> [SHORT EXERCISE]: Transcribe the lines below exactly, beginning with the line that holds "What data populates" and ending with the final line, both included. Pictures are to be left out.

Stored items
══════════
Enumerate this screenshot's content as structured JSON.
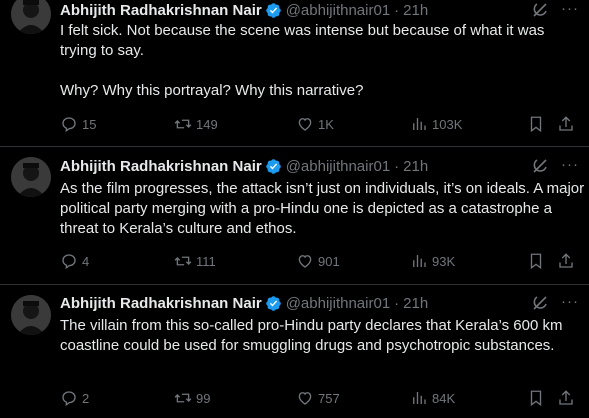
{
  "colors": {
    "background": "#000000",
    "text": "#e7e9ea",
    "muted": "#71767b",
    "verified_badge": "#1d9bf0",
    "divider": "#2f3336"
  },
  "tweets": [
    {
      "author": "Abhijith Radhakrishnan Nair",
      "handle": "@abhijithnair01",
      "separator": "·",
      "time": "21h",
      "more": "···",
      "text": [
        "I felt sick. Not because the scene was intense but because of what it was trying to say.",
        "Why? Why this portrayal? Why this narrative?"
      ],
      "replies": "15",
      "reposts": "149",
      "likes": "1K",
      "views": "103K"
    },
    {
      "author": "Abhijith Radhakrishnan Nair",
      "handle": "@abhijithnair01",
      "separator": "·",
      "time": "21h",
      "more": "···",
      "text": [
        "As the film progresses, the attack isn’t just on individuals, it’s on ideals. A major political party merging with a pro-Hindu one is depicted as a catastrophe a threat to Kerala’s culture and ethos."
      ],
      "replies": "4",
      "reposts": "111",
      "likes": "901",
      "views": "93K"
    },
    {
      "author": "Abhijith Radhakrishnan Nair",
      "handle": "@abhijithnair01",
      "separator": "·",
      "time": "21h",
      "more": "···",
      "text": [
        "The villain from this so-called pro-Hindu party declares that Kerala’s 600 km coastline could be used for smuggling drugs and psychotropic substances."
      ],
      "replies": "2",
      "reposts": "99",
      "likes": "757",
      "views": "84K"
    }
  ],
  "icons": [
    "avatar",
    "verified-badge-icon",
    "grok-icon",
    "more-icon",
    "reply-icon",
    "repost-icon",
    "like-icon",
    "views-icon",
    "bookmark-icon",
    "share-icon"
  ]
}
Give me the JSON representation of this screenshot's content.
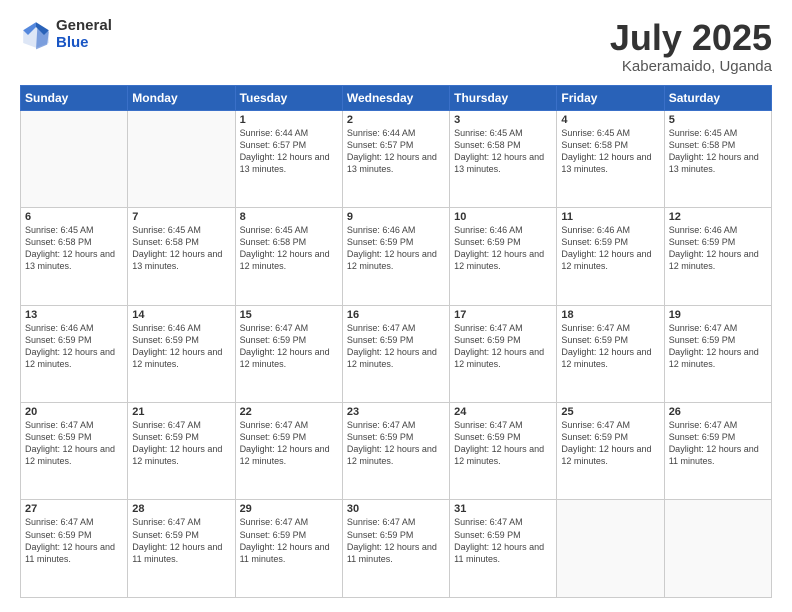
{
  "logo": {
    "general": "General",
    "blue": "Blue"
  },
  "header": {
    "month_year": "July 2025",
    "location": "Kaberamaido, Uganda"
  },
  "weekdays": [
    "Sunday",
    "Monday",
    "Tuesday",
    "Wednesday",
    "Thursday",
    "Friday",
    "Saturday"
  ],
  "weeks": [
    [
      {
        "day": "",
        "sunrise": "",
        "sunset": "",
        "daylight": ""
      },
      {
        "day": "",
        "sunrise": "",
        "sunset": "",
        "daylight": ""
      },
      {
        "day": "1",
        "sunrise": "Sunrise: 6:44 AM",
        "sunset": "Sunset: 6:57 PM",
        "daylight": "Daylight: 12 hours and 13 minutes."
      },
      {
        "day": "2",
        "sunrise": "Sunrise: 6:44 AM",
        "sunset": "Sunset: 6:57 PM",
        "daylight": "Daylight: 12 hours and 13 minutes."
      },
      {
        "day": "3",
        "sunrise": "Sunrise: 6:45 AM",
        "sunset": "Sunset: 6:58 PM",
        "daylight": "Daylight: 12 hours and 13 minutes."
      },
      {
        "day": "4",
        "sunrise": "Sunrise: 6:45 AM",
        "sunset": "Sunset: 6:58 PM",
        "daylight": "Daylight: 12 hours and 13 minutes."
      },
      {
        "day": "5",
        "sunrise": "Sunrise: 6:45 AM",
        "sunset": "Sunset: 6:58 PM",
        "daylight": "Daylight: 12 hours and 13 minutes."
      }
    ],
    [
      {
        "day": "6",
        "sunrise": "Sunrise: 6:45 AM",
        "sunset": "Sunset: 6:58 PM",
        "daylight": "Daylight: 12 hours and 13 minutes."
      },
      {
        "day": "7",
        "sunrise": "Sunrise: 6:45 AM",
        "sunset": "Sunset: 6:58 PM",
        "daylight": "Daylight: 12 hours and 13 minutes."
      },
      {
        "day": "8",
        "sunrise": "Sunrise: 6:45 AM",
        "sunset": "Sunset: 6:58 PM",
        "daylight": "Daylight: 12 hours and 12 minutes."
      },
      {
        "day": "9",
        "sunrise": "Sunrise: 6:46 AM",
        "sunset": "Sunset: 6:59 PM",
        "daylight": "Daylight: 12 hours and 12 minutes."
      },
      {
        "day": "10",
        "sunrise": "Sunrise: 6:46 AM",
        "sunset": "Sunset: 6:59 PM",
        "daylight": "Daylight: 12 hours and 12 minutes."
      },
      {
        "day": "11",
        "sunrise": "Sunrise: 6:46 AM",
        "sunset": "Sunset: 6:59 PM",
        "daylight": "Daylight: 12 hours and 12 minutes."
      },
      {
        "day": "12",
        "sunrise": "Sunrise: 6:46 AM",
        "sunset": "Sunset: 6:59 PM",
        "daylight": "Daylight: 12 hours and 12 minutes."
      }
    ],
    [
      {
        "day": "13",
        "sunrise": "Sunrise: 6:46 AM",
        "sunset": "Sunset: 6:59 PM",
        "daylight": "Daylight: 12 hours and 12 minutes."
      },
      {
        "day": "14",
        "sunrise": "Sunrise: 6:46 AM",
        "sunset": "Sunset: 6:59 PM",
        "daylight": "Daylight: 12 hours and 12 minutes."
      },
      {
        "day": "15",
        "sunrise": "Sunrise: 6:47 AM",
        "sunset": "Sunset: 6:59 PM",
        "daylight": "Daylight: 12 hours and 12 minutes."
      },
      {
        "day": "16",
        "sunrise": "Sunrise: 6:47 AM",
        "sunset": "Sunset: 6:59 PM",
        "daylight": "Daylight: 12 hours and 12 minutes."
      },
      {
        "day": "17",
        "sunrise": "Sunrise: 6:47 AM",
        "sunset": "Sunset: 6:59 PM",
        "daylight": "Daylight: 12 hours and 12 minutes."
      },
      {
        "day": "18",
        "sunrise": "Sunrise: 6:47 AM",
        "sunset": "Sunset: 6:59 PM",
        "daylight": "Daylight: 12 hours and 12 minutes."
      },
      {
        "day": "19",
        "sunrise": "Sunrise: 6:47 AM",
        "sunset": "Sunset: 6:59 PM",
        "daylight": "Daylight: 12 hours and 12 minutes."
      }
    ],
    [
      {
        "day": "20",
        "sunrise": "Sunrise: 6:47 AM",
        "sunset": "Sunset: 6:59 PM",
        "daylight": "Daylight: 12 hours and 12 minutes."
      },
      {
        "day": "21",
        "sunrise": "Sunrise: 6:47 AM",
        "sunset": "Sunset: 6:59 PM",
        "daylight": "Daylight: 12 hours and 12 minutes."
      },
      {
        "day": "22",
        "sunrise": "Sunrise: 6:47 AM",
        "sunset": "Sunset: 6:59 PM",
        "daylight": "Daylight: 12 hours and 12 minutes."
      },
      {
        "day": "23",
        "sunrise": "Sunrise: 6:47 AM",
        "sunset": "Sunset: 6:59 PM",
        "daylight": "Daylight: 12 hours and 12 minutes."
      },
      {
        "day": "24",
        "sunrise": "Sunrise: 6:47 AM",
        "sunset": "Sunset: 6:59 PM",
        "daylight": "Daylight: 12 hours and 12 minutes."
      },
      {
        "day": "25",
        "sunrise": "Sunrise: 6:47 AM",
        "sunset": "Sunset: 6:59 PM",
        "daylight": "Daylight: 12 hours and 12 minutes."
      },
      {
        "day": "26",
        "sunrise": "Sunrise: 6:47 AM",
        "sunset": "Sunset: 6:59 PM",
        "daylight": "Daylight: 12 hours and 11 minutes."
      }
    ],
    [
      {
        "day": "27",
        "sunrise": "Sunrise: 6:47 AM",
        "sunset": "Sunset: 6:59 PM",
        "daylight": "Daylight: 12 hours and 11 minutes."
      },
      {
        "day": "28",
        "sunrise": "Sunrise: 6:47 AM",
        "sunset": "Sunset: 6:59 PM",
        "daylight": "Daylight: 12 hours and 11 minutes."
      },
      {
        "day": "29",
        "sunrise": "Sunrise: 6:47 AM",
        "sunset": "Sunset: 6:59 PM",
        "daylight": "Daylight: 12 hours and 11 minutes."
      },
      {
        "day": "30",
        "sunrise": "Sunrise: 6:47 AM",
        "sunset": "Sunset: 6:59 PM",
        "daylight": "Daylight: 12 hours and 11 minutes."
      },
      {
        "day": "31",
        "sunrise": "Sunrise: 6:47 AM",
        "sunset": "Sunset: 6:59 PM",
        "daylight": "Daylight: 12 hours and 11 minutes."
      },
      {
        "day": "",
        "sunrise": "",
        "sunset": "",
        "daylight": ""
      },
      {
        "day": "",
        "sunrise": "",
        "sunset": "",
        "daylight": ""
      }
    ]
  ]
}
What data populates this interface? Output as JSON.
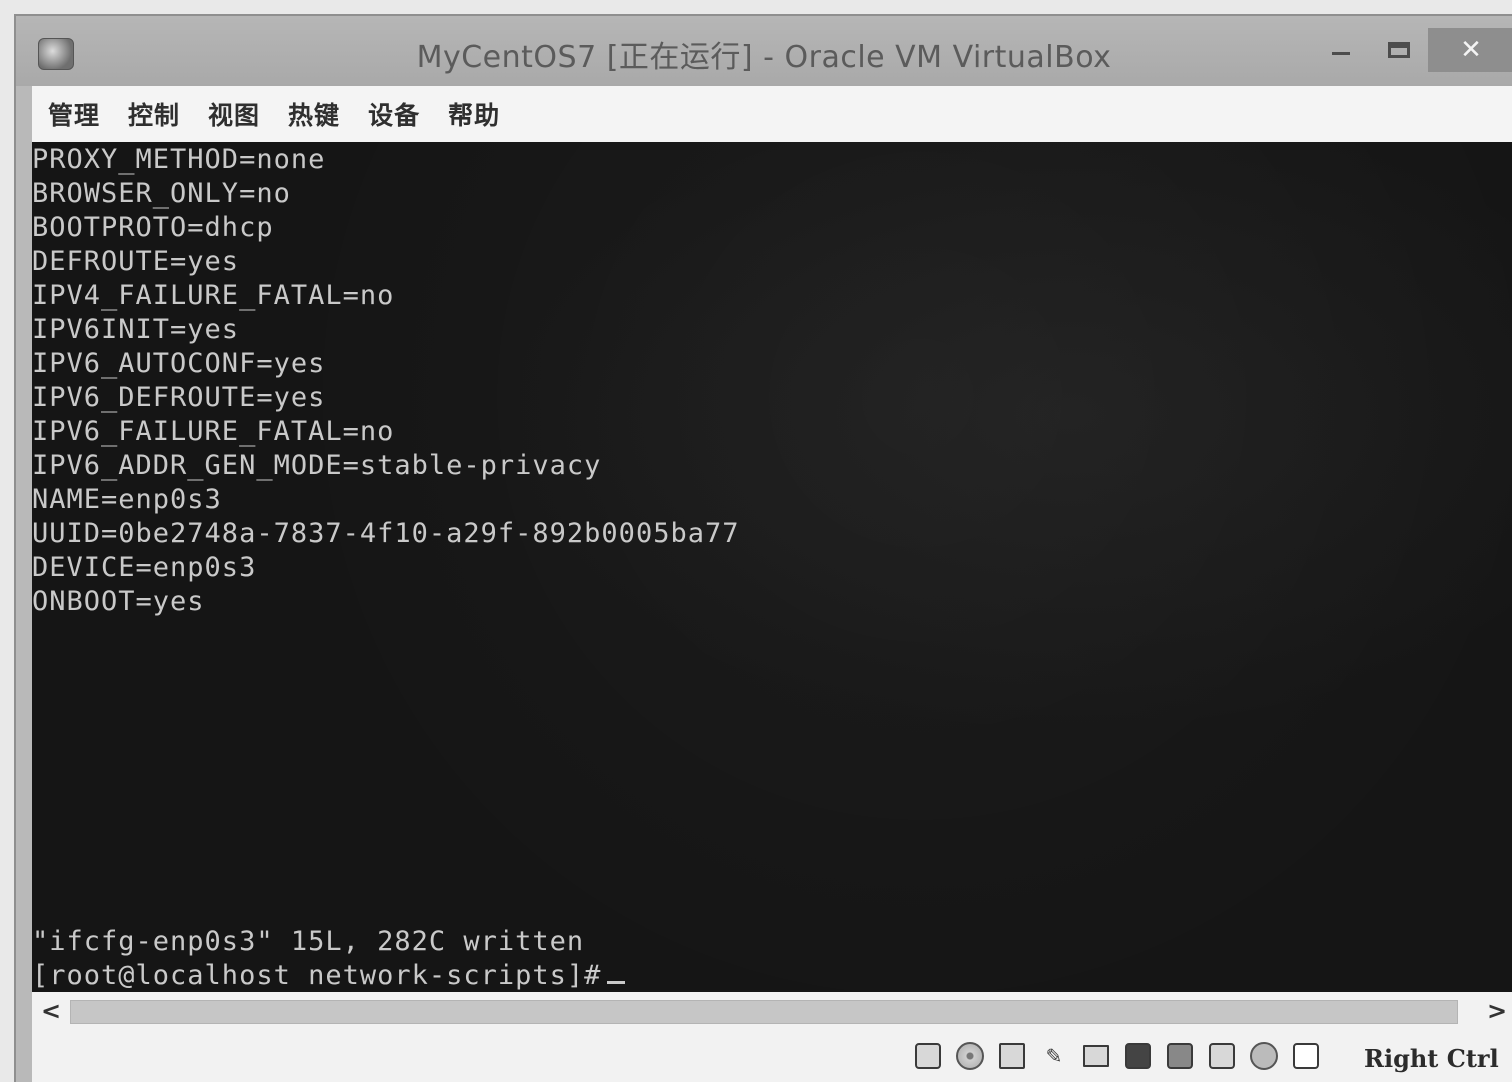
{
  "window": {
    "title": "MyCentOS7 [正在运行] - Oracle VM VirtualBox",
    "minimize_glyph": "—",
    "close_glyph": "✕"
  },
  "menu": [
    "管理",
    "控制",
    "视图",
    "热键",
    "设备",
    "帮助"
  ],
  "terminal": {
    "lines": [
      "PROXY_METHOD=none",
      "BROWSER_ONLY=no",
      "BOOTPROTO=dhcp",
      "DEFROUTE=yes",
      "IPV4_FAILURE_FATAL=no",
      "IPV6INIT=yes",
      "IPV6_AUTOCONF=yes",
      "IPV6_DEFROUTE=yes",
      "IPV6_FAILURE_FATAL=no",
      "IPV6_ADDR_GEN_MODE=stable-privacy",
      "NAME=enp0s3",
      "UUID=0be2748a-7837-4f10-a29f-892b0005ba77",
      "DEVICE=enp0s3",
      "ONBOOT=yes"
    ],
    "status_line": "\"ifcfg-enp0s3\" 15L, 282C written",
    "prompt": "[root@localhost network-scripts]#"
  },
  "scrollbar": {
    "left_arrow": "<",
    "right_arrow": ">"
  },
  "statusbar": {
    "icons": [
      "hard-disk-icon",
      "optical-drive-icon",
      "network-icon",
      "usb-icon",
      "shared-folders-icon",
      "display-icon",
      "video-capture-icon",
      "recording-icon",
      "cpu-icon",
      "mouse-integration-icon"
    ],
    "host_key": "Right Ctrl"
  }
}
══════════
> [EXPECTED OUTPUT]:
What data populates this interface? Output as JSON.
{
  "window": {
    "title": "MyCentOS7 [正在运行] - Oracle VM VirtualBox",
    "minimize_glyph": "—",
    "close_glyph": "✕"
  },
  "menu": [
    "管理",
    "控制",
    "视图",
    "热键",
    "设备",
    "帮助"
  ],
  "terminal": {
    "lines": [
      "PROXY_METHOD=none",
      "BROWSER_ONLY=no",
      "BOOTPROTO=dhcp",
      "DEFROUTE=yes",
      "IPV4_FAILURE_FATAL=no",
      "IPV6INIT=yes",
      "IPV6_AUTOCONF=yes",
      "IPV6_DEFROUTE=yes",
      "IPV6_FAILURE_FATAL=no",
      "IPV6_ADDR_GEN_MODE=stable-privacy",
      "NAME=enp0s3",
      "UUID=0be2748a-7837-4f10-a29f-892b0005ba77",
      "DEVICE=enp0s3",
      "ONBOOT=yes"
    ],
    "status_line": "\"ifcfg-enp0s3\" 15L, 282C written",
    "prompt": "[root@localhost network-scripts]#"
  },
  "scrollbar": {
    "left_arrow": "<",
    "right_arrow": ">"
  },
  "statusbar": {
    "icons": [
      "hard-disk-icon",
      "optical-drive-icon",
      "network-icon",
      "usb-icon",
      "shared-folders-icon",
      "display-icon",
      "video-capture-icon",
      "recording-icon",
      "cpu-icon",
      "mouse-integration-icon"
    ],
    "host_key": "Right Ctrl"
  }
}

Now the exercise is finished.